▸ **PROBLEM STATEMENT**
Copy the lines holding the word "PAPEL", all of them.

....

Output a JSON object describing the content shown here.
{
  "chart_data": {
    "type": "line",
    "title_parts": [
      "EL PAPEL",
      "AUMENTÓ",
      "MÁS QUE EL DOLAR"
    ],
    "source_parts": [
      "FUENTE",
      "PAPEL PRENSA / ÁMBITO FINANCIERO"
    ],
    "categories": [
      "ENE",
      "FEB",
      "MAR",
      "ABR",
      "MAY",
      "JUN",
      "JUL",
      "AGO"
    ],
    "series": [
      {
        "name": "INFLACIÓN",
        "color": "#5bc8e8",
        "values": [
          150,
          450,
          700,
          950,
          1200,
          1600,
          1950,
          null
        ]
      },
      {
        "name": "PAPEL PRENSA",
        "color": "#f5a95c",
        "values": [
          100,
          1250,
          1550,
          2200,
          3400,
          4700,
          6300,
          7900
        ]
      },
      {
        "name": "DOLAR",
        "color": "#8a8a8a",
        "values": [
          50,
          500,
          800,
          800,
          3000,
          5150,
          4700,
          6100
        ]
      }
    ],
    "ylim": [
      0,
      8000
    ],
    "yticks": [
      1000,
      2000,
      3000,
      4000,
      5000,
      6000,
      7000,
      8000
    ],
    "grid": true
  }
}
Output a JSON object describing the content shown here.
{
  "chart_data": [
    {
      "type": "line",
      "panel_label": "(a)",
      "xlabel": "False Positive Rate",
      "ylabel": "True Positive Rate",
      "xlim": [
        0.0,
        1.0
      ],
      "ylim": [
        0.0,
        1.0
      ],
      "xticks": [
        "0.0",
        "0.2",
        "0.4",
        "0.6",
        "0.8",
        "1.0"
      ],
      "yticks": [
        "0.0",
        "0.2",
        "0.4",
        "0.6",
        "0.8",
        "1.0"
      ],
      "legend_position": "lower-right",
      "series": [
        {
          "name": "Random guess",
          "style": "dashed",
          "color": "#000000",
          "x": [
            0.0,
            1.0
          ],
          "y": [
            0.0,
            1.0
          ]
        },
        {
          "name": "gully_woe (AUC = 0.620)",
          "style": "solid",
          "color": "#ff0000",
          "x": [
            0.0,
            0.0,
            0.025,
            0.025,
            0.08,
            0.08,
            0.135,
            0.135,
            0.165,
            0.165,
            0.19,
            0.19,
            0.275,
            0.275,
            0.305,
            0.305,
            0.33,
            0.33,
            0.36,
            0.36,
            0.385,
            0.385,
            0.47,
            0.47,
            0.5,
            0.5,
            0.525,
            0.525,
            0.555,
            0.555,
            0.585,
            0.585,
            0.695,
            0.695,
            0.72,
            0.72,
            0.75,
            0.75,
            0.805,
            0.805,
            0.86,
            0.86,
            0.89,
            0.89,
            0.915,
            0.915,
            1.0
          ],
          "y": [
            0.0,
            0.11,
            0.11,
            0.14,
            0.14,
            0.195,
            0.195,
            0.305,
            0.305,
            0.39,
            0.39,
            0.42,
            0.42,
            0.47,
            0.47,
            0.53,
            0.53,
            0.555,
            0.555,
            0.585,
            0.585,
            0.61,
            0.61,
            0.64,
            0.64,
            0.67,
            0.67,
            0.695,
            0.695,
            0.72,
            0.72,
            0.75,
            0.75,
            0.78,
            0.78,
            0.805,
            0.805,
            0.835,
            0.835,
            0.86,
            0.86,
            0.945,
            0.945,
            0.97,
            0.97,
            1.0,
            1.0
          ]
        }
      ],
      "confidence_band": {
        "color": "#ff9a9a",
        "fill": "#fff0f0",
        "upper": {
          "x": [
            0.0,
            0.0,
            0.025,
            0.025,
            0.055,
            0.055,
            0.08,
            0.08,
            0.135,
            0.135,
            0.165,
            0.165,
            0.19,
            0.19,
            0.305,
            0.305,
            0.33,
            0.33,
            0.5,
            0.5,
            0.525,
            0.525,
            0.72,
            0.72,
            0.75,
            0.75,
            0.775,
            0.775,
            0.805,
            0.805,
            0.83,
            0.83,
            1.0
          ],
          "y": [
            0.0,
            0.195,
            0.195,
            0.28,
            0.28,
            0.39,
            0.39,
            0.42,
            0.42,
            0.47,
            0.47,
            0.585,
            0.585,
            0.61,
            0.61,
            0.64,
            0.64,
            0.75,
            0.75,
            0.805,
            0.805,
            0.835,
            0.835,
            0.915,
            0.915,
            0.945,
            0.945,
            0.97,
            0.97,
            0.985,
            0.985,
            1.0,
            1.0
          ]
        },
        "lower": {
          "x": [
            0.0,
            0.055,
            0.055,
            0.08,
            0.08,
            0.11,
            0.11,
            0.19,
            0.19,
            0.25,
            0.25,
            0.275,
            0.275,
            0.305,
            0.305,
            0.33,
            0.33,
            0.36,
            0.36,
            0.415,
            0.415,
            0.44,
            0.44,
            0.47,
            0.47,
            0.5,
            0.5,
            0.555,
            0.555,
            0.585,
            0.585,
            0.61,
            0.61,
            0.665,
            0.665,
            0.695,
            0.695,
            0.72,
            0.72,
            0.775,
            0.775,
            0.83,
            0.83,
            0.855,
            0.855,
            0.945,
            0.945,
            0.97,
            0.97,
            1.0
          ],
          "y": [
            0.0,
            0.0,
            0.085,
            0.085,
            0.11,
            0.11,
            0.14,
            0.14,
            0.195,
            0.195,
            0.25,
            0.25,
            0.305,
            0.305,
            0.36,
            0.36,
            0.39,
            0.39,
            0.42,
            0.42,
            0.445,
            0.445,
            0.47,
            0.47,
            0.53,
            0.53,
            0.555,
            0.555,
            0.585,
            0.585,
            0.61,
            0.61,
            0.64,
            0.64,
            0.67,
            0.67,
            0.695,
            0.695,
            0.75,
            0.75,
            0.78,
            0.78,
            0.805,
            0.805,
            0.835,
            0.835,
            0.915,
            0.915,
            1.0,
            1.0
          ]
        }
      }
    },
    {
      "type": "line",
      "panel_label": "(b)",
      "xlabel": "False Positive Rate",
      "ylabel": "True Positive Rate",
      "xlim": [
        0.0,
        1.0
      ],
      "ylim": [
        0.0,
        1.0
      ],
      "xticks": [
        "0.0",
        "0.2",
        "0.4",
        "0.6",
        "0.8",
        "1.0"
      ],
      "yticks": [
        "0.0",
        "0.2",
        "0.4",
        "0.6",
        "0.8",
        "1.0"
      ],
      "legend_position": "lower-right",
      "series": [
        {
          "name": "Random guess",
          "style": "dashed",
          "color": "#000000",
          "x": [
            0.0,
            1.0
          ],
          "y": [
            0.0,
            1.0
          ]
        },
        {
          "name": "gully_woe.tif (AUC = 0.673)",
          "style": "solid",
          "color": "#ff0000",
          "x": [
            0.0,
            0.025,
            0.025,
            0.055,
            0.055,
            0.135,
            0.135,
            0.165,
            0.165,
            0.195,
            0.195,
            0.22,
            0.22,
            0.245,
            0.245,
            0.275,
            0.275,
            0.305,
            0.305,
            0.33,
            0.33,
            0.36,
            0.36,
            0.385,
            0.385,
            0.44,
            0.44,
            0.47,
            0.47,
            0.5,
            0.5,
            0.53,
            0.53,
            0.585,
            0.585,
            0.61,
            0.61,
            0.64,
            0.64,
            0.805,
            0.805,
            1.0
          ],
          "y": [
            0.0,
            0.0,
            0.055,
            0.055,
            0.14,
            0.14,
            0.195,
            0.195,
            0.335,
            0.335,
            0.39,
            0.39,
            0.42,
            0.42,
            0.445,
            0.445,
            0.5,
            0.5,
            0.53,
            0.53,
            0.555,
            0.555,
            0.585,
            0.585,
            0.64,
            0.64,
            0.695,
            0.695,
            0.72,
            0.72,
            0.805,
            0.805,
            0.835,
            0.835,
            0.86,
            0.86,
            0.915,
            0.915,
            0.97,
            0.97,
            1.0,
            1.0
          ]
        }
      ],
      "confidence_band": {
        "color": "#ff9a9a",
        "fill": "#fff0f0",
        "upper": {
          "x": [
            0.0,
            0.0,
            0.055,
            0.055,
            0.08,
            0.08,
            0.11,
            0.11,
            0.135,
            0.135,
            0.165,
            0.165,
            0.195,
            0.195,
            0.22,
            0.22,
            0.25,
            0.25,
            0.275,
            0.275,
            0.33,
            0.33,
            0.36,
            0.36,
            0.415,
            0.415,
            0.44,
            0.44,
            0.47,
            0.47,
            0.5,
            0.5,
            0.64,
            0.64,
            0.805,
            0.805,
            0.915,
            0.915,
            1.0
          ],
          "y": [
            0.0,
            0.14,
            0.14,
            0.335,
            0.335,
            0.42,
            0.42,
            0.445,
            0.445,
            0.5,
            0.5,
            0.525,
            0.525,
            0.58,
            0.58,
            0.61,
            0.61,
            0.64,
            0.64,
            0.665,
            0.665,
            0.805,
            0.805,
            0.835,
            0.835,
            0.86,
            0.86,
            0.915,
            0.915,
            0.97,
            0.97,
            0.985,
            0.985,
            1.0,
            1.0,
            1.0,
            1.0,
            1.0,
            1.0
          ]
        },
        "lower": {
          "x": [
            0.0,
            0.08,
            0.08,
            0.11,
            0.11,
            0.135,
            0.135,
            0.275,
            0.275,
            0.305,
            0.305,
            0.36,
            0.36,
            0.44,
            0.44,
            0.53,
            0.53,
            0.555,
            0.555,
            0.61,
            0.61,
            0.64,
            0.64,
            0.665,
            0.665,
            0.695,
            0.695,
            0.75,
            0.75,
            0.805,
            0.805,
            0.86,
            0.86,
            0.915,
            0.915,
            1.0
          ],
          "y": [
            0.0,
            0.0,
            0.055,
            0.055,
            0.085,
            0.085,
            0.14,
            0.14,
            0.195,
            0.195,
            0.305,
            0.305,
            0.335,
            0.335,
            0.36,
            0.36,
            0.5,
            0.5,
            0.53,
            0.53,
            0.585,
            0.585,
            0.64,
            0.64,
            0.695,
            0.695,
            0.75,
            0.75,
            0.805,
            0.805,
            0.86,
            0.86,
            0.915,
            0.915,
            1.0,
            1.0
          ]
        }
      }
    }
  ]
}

....

▸ **SOLUTION**
      "EL PAPEL",
      "PAPEL PRENSA / ÁMBITO FINANCIERO"
        "name": "PAPEL PRENSA",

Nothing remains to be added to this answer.